STATED GOAL:
Find every line in the records that holds the string "What". Copy each one.
------------
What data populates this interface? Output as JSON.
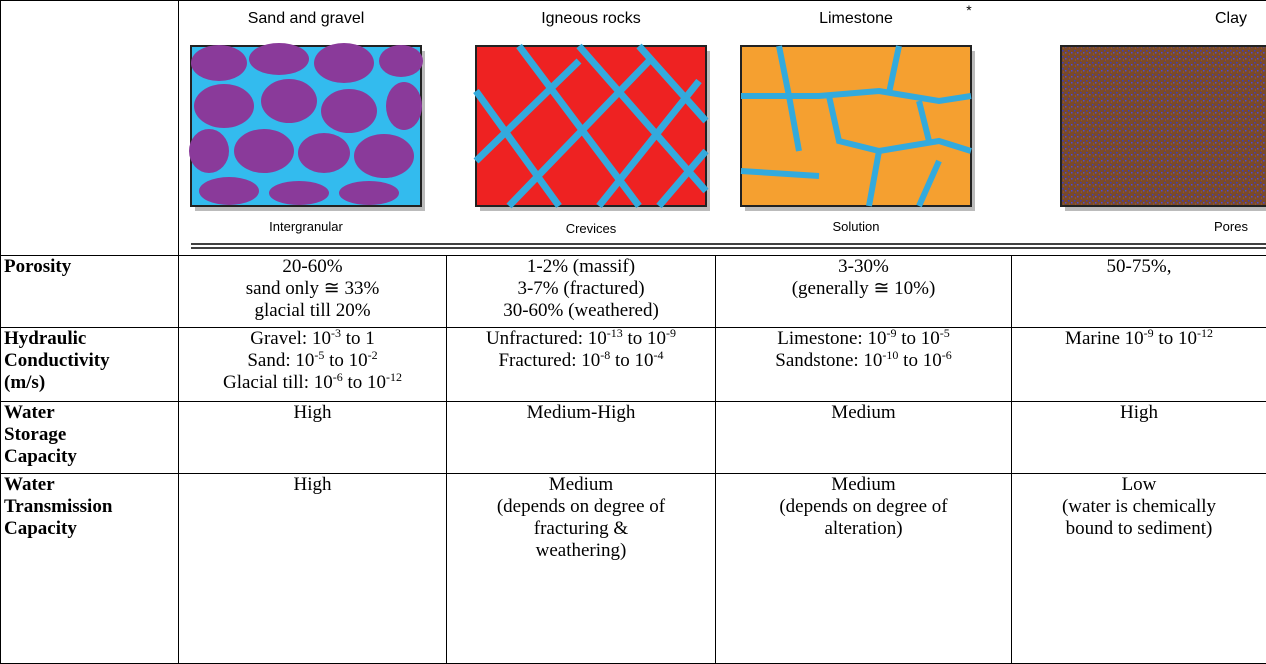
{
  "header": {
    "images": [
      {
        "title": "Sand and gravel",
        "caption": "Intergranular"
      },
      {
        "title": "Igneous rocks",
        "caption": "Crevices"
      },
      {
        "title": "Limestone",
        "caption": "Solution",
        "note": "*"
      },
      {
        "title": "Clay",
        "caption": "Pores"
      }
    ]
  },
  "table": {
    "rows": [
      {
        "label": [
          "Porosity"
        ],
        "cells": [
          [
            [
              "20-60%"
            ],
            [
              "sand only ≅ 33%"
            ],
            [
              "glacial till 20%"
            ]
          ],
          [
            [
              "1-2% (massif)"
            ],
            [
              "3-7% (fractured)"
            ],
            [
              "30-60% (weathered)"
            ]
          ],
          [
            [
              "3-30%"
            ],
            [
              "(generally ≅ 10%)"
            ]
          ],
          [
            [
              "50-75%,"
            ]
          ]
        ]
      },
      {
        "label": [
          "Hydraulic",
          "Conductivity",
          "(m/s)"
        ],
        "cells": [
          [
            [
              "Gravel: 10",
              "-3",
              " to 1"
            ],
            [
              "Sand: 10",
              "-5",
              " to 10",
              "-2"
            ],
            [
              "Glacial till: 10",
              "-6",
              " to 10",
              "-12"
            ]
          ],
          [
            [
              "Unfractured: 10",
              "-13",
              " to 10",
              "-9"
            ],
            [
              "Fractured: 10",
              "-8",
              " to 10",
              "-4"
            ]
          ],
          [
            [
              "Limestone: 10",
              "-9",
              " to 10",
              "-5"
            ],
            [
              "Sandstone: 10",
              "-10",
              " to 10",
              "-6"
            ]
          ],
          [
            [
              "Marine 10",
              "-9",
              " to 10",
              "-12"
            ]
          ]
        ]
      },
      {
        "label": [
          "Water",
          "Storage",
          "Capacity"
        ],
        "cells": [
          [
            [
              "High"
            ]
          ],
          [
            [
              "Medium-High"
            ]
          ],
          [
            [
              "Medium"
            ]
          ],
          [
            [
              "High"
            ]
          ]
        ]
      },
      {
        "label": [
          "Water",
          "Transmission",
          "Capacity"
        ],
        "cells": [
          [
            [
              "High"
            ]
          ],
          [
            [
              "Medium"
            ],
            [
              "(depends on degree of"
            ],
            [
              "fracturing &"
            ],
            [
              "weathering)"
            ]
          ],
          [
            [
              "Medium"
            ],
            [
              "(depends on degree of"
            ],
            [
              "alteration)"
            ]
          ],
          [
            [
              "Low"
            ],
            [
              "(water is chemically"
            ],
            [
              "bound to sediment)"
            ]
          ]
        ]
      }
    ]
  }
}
------------
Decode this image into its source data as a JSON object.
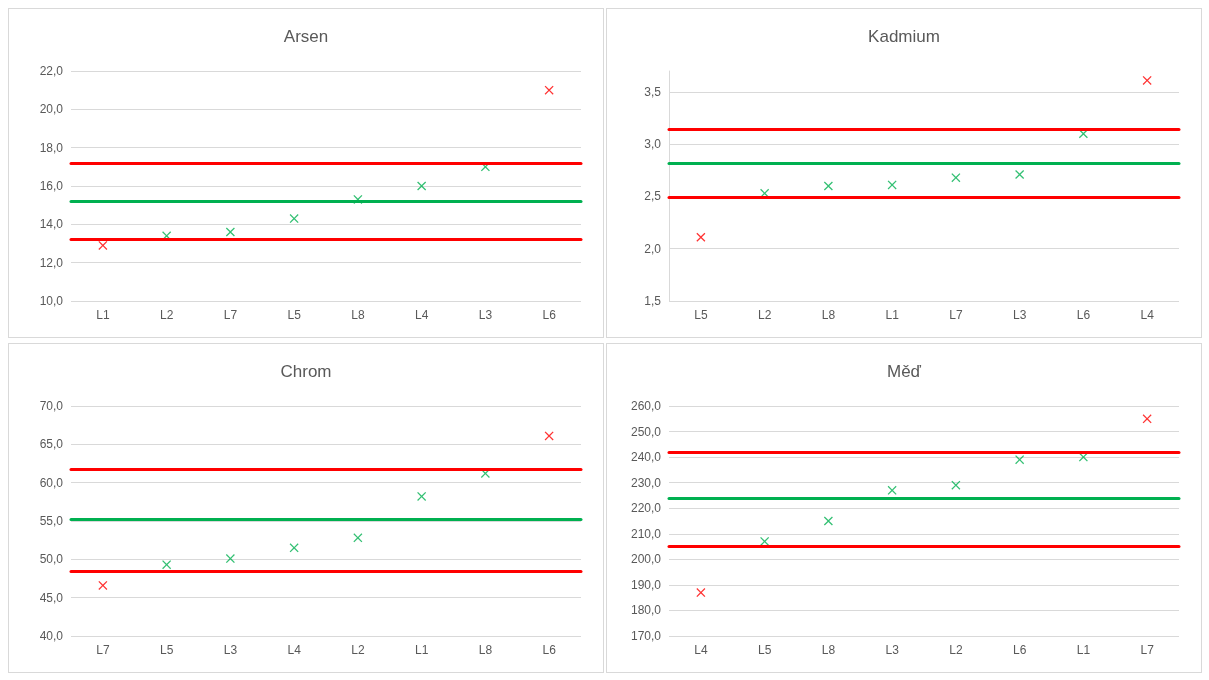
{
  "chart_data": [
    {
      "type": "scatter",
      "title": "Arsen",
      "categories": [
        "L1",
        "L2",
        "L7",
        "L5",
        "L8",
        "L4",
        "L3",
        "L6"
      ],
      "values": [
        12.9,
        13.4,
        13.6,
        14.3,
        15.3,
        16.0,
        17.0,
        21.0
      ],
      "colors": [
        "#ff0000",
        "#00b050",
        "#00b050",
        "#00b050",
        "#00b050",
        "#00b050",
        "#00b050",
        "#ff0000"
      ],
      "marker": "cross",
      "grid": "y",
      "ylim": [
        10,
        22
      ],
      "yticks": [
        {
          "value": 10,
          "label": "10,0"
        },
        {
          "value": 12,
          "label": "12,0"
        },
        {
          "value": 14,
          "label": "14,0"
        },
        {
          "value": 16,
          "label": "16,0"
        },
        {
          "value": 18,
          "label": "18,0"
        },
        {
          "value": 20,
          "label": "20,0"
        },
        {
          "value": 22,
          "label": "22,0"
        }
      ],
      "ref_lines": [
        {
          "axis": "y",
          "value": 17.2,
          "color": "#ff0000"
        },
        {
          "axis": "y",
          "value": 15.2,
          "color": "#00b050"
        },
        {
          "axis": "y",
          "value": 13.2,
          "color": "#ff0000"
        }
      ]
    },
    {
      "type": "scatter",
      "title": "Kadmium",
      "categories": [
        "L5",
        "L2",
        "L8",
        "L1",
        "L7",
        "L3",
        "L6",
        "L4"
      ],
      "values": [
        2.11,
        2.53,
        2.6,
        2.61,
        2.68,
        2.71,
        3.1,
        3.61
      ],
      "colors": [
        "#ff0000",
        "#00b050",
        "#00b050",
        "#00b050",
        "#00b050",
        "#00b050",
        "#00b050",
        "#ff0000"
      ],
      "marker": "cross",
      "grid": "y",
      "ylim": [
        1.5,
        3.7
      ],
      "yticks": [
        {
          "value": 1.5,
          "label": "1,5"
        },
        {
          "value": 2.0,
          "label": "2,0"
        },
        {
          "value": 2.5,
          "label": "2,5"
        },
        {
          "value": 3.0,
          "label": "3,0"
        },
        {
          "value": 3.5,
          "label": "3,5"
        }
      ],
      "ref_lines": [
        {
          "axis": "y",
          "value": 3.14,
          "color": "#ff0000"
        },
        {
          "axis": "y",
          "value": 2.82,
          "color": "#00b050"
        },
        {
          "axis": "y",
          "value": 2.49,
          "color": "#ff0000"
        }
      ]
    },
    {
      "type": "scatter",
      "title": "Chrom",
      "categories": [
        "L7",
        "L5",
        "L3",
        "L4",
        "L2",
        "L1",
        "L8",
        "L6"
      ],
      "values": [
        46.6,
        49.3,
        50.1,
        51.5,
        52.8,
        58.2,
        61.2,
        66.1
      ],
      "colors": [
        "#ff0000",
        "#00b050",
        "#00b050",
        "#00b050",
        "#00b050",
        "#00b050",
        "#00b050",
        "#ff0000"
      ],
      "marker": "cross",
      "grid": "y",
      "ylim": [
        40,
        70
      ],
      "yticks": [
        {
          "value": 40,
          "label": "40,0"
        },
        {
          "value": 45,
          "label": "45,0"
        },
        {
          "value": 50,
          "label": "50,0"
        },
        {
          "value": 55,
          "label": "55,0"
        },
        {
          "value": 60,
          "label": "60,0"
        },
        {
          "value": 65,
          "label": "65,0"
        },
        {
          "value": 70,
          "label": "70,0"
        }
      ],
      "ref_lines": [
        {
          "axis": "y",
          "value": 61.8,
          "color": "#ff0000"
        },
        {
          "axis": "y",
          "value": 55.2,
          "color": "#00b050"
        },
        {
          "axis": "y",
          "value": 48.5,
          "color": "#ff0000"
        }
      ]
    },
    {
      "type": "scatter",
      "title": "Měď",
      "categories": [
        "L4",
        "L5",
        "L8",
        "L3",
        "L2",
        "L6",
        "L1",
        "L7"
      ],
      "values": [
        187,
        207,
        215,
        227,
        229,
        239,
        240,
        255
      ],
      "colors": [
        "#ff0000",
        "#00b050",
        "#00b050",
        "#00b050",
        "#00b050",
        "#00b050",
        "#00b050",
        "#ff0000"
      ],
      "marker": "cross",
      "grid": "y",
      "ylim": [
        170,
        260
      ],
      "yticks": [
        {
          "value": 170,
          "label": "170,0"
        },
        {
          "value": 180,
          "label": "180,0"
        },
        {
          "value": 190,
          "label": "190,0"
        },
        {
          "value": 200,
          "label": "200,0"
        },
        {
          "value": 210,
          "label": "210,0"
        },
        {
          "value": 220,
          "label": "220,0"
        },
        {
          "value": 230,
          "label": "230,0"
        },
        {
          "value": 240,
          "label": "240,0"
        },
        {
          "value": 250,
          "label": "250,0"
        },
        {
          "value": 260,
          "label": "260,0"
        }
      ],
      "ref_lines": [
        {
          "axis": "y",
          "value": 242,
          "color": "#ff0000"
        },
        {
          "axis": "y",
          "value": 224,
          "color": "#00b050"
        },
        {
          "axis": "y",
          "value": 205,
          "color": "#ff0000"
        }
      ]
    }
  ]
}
------------
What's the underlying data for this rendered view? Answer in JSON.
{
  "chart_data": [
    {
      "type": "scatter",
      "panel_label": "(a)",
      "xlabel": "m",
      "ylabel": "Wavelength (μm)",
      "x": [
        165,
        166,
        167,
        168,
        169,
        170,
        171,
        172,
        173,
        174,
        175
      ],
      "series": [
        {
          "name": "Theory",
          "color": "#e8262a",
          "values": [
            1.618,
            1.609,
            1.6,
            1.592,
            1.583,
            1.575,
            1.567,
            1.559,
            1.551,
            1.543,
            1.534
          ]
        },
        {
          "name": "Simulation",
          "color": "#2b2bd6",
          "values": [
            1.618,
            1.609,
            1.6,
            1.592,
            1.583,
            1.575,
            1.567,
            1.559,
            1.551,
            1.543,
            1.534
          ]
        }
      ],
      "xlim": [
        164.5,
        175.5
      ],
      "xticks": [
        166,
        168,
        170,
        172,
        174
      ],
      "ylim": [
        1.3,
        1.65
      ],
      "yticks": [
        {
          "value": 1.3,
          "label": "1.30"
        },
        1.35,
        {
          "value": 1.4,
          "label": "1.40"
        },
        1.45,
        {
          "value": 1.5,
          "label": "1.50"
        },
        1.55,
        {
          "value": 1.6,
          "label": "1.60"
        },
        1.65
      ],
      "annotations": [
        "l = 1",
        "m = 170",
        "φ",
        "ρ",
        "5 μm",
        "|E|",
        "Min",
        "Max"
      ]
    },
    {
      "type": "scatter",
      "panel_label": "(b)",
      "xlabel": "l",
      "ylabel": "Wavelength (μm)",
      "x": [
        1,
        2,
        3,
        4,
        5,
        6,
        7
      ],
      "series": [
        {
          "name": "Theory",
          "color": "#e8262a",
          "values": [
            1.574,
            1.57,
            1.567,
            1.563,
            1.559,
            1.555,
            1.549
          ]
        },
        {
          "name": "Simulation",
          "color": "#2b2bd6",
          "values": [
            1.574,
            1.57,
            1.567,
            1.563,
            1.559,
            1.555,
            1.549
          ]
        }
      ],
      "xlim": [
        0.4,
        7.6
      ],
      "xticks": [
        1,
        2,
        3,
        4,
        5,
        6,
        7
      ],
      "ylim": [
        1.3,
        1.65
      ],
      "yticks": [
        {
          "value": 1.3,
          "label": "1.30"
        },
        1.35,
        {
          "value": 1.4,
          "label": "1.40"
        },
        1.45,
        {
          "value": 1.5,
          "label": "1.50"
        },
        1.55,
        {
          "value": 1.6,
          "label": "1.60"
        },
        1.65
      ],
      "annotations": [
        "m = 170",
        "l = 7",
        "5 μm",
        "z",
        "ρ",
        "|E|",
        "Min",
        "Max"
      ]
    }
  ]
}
------------
FINISHED ANSWER:
What data populates this interface? Output as JSON.
What's the underlying data for this rendered view? Answer in JSON.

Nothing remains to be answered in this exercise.